Objective
Take every line from the listing below that contains "over".

>> begin Extracted material

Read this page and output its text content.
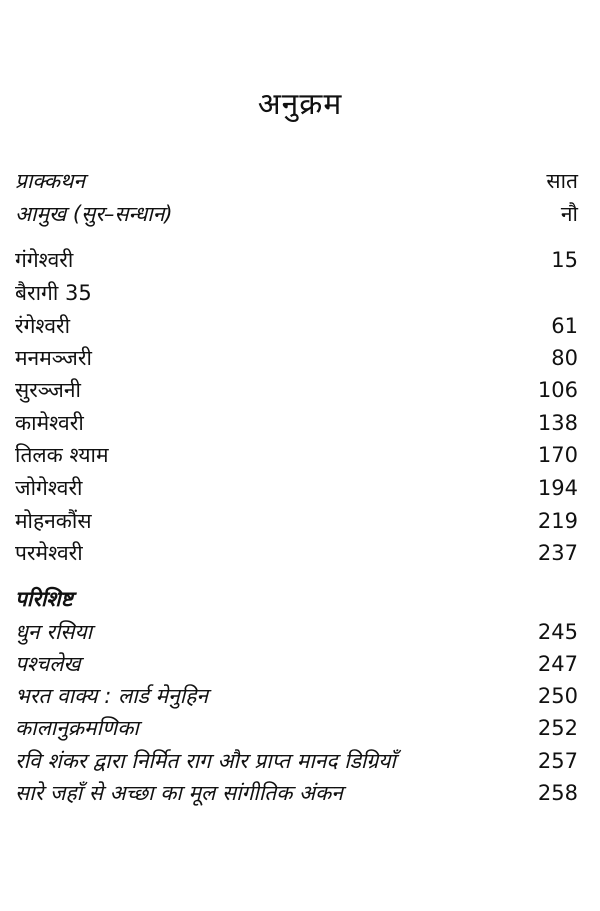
अनुक्रम
प्राक्कथन	सात
आमुख (सुर–सन्धान)	नौ
गंगेश्वरी	15
बैरागी 35
रंगेश्वरी	61
मनमञ्जरी	80
सुरञ्जनी	106
कामेश्वरी	138
तिलक श्याम	170
जोगेश्वरी	194
मोहनकौंस	219
परमेश्वरी	237
परिशिष्ट
धुन रसिया	245
पश्चलेख	247
भरत वाक्य : लार्ड मेनुहिन	250
कालानुक्रमणिका	252
रवि शंकर द्वारा निर्मित राग और प्राप्त मानद डिग्रियाँ	257
सारे जहाँ से अच्छा का मूल सांगीतिक अंकन	258
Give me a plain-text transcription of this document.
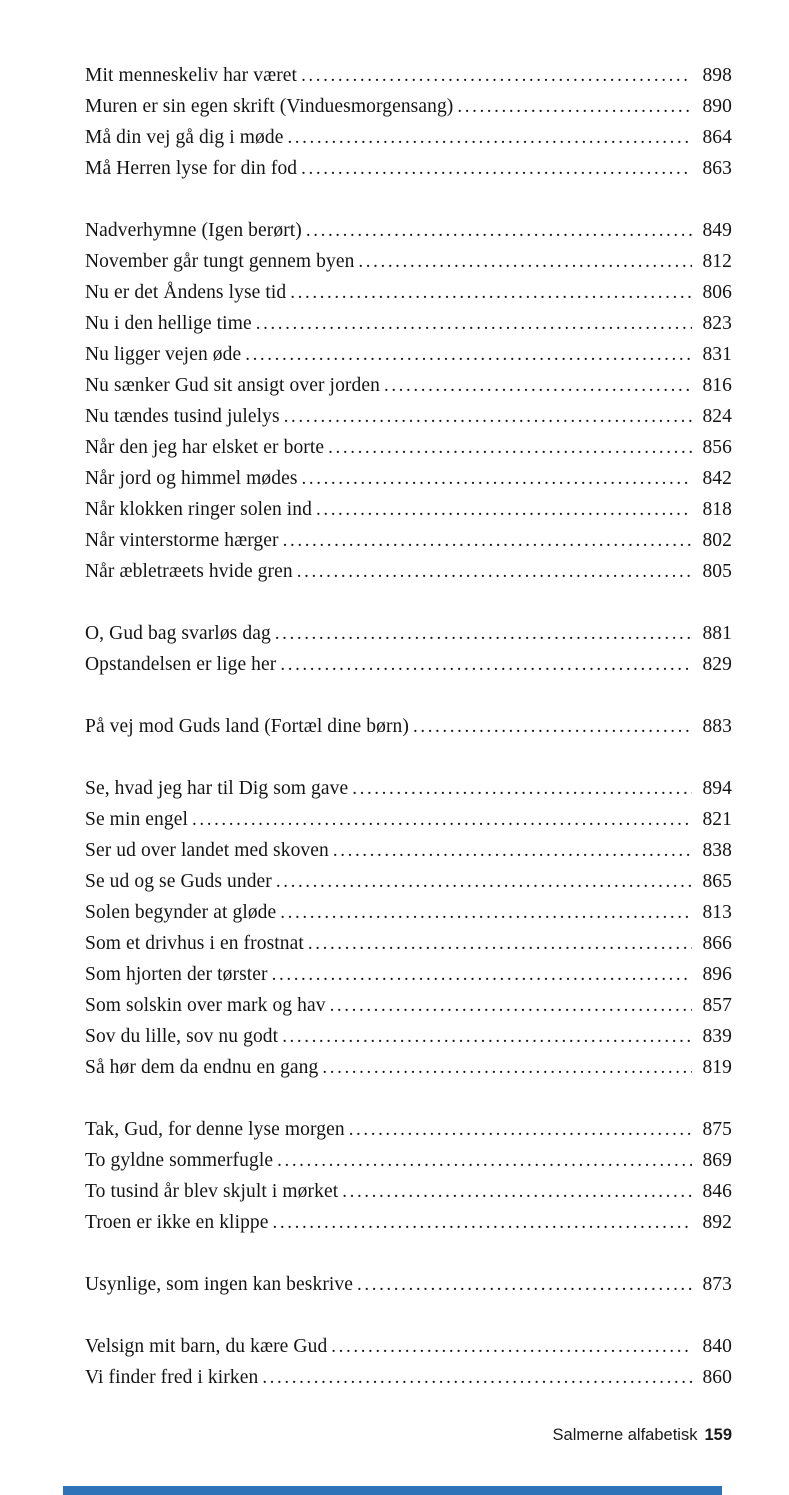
Mit menneskeliv har været .....	898
Muren er sin egen skrift (Vinduesmorgensang) .....	890
Må din vej gå dig i møde .....	864
Må Herren lyse for din fod .....	863
Nadverhymne (Igen berørt) .....	849
November går tungt gennem byen .....	812
Nu er det Åndens lyse tid .....	806
Nu i den hellige time .....	823
Nu ligger vejen øde .....	831
Nu sænker Gud sit ansigt over jorden .....	816
Nu tændes tusind julelys .....	824
Når den jeg har elsket er borte .....	856
Når jord og himmel mødes .....	842
Når klokken ringer solen ind .....	818
Når vinterstorme hærger .....	802
Når æbletræets hvide gren .....	805
O, Gud bag svarløs dag .....	881
Opstandelsen er lige her .....	829
På vej mod Guds land (Fortæl dine børn) .....	883
Se, hvad jeg har til Dig som gave .....	894
Se min engel .....	821
Ser ud over landet med skoven .....	838
Se ud og se Guds under .....	865
Solen begynder at gløde .....	813
Som et drivhus i en frostnat .....	866
Som hjorten der tørster .....	896
Som solskin over mark og hav .....	857
Sov du lille, sov nu godt .....	839
Så hør dem da endnu en gang .....	819
Tak, Gud, for denne lyse morgen .....	875
To gyldne sommerfugle .....	869
To tusind år blev skjult i mørket .....	846
Troen er ikke en klippe .....	892
Usynlige, som ingen kan beskrive .....	873
Velsign mit barn, du kære Gud .....	840
Vi finder fred i kirken .....	860
Salmerne alfabetisk 159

>> end Extracted material

Correct output
Nu sænker Gud sit ansigt over jorden .....	816
Ser ud over landet med skoven .....	838
Som solskin over mark og hav .....	857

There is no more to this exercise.